Data records
━━━━━━━━━━━━━━━━━━━━━━━━━━━━━━

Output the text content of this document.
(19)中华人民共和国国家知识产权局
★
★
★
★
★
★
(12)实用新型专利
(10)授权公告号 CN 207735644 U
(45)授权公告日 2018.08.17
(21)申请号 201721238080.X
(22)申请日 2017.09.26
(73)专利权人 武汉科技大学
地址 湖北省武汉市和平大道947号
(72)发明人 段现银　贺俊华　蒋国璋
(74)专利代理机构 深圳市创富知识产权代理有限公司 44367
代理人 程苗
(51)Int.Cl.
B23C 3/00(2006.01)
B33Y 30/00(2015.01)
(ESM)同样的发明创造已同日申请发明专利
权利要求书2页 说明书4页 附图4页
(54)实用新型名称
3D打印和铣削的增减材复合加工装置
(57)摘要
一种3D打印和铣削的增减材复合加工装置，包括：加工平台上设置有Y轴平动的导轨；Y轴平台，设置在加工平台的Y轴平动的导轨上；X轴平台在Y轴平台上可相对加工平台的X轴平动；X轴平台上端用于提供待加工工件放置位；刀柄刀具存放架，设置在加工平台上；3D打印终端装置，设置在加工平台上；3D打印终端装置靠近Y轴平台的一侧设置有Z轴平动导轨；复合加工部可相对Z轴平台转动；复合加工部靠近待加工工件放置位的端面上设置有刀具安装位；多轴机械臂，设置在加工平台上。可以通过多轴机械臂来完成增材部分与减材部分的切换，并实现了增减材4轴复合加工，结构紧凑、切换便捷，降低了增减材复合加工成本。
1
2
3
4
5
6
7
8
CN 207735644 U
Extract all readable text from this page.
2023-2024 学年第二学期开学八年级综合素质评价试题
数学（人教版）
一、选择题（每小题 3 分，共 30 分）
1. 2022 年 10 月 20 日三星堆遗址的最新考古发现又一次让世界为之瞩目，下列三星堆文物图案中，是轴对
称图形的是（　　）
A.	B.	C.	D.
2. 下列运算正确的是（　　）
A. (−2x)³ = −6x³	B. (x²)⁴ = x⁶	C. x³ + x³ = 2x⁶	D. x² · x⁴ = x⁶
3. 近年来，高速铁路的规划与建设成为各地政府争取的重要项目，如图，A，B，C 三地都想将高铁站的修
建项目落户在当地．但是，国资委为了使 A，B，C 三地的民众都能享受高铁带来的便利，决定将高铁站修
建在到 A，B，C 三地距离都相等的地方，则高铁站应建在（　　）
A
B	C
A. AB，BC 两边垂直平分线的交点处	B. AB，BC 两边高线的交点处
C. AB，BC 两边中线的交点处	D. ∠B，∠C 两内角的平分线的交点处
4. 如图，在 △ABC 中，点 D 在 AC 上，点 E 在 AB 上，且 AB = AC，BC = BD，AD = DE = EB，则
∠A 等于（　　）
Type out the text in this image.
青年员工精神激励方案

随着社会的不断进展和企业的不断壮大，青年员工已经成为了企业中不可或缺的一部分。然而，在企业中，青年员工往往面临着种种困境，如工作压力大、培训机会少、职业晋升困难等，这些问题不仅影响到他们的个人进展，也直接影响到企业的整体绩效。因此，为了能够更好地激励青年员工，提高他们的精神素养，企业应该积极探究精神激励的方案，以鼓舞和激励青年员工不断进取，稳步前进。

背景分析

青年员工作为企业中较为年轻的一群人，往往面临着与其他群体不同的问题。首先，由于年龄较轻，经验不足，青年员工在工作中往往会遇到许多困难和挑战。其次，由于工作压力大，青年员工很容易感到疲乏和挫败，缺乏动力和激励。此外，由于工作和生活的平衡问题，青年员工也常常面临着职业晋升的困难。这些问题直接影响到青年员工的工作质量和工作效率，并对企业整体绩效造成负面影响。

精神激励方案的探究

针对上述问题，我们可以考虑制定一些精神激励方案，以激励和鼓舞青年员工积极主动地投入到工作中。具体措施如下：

━━━━━━━━━━━━━━━━━━━━━━━━━━━━━━

Track down the lines that include the word "this" and copy them.

Output the text content of this document.
Extract all readable text from this page.
Type out the text in this image.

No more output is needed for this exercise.